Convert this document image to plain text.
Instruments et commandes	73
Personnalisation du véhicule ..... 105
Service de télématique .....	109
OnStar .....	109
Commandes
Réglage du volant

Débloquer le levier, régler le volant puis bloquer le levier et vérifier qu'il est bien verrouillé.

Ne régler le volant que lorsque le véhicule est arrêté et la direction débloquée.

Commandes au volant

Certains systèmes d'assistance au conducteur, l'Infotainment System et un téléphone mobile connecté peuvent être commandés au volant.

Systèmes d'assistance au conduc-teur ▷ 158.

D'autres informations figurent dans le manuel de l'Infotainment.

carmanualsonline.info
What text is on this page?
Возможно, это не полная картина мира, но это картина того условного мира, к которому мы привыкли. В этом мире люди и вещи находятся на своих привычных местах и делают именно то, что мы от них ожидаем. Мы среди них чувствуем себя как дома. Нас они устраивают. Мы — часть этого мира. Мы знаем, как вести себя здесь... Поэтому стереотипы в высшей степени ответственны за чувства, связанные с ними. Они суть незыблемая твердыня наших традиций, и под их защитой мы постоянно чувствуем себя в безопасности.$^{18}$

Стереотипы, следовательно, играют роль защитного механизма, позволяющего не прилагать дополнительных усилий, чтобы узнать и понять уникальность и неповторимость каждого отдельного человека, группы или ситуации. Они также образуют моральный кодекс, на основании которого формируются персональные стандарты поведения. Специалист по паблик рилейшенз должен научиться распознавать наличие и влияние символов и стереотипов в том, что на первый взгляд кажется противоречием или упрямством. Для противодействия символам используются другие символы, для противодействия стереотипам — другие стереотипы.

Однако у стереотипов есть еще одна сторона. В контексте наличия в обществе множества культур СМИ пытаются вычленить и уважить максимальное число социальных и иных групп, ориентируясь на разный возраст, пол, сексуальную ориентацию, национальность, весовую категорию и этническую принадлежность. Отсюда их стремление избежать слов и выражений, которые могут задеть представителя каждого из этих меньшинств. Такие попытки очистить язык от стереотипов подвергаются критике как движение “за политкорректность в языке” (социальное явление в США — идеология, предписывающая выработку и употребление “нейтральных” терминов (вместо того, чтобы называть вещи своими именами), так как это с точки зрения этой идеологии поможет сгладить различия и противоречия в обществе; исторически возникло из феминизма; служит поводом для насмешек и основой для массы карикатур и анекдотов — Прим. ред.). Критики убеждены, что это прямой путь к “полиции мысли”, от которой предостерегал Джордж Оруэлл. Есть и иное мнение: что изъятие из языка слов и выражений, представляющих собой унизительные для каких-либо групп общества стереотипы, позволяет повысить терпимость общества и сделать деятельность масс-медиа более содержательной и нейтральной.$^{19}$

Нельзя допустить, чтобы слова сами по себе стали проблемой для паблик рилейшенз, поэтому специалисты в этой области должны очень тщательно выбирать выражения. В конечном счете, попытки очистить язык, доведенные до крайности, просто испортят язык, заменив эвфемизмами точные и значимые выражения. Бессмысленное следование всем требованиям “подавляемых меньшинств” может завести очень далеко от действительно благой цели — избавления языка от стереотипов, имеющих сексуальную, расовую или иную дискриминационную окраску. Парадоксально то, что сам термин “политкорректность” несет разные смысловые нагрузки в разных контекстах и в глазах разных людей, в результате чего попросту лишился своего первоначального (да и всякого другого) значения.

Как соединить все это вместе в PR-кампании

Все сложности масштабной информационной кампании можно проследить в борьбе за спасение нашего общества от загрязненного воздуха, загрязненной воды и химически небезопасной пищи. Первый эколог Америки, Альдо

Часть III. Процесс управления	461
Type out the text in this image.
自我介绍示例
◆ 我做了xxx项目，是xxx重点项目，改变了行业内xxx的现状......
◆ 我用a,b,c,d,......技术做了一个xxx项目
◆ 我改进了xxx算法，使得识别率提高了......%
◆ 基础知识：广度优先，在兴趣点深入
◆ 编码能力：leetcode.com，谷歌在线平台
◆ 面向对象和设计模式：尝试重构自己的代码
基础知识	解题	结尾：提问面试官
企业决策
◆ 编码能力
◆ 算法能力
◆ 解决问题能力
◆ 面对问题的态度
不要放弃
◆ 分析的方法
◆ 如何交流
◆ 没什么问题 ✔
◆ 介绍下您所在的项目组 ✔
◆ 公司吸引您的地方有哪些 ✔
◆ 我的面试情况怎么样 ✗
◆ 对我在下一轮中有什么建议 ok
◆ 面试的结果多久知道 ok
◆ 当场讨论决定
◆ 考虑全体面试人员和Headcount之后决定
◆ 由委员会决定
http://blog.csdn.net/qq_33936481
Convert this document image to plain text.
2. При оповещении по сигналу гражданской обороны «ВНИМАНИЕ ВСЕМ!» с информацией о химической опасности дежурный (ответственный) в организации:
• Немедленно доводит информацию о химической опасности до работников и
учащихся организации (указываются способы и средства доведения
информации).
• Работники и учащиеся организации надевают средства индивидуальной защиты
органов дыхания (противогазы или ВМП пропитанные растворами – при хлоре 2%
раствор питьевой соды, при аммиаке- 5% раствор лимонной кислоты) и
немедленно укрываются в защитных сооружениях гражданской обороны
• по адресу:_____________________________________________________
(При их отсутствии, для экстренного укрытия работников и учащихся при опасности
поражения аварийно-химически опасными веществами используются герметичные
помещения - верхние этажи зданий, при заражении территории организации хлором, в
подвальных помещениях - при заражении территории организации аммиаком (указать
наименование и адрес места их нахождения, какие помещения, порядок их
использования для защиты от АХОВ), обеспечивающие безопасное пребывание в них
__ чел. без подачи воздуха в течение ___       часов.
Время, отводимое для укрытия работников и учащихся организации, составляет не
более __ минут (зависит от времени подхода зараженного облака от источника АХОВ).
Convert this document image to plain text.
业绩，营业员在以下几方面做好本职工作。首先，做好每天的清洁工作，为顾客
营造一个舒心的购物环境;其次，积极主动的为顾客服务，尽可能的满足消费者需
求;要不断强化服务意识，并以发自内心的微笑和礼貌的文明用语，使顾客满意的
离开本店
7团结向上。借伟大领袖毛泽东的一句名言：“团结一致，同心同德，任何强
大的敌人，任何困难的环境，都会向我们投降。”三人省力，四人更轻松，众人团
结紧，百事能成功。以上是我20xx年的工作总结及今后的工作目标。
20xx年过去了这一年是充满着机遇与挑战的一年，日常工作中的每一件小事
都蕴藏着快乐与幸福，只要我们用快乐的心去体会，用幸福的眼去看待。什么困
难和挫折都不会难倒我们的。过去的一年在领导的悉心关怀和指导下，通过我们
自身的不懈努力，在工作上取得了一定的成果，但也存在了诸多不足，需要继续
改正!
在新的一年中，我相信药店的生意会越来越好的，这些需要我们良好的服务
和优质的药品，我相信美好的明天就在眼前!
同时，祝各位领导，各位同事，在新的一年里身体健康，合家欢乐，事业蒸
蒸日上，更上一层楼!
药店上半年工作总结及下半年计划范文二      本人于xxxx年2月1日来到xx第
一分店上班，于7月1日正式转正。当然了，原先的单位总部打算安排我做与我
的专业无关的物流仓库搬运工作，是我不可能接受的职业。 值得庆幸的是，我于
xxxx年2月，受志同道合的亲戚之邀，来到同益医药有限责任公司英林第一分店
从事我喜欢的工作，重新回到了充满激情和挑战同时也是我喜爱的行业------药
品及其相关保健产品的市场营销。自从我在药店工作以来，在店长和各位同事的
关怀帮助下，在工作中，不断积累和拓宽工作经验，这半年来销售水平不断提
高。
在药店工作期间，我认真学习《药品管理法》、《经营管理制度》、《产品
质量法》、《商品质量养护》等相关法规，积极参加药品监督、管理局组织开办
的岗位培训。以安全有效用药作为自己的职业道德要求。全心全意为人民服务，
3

☆ ☆ ☆ ☆

**What the task requires:**
Report the number of lines that contain "Infotainment", with no other words.

**Correct answer:**
2